What you should do —
Go through the listing and return every line with "note" in it.
_ _ _ _ _ _ _
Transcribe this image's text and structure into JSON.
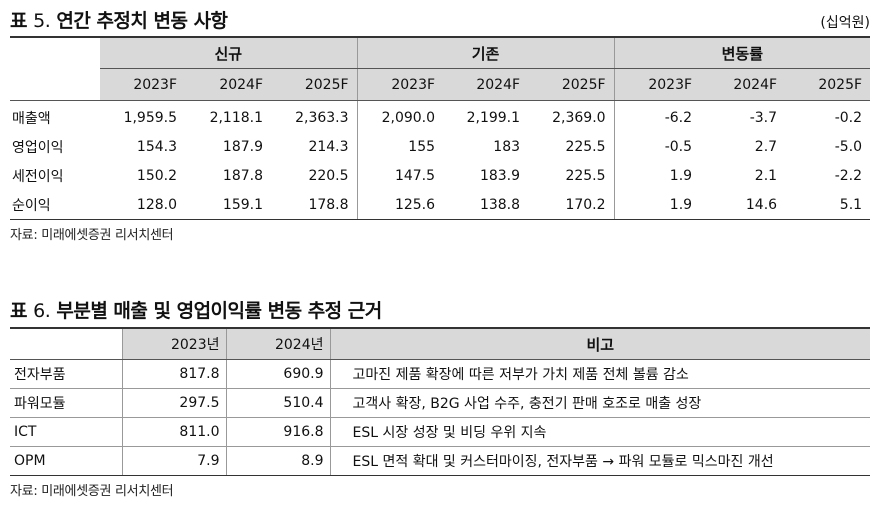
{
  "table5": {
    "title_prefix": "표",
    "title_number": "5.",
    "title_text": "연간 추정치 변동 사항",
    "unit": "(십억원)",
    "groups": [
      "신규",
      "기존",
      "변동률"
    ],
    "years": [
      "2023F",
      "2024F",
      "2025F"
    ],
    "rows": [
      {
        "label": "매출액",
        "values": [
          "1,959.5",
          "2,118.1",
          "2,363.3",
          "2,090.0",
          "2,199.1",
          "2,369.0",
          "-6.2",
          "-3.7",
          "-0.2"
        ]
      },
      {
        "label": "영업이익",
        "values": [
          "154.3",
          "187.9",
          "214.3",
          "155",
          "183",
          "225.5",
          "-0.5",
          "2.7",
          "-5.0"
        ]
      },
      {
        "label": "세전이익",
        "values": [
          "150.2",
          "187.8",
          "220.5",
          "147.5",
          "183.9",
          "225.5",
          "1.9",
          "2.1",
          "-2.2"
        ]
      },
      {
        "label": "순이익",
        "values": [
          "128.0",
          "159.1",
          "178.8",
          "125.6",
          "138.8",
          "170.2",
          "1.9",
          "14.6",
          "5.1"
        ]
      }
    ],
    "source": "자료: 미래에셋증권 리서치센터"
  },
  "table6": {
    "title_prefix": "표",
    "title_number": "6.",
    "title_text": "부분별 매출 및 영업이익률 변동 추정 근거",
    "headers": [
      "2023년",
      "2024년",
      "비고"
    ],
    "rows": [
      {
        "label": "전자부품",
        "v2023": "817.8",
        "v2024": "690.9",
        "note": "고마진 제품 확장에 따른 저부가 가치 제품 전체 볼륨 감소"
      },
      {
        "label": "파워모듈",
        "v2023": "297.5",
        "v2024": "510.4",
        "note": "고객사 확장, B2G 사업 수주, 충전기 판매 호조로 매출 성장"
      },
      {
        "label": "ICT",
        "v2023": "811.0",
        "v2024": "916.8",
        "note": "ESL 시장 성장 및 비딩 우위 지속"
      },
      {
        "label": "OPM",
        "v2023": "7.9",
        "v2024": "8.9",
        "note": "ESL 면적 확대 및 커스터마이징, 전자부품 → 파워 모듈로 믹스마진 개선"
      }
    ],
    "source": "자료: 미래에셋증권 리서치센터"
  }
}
_ _ _ _ _ _ _
Exercise output —
        "note": "고마진 제품 확장에 따른 저부가 가치 제품 전체 볼륨 감소"
        "note": "고객사 확장, B2G 사업 수주, 충전기 판매 호조로 매출 성장"
        "note": "ESL 시장 성장 및 비딩 우위 지속"
        "note": "ESL 면적 확대 및 커스터마이징, 전자부품 → 파워 모듈로 믹스마진 개선"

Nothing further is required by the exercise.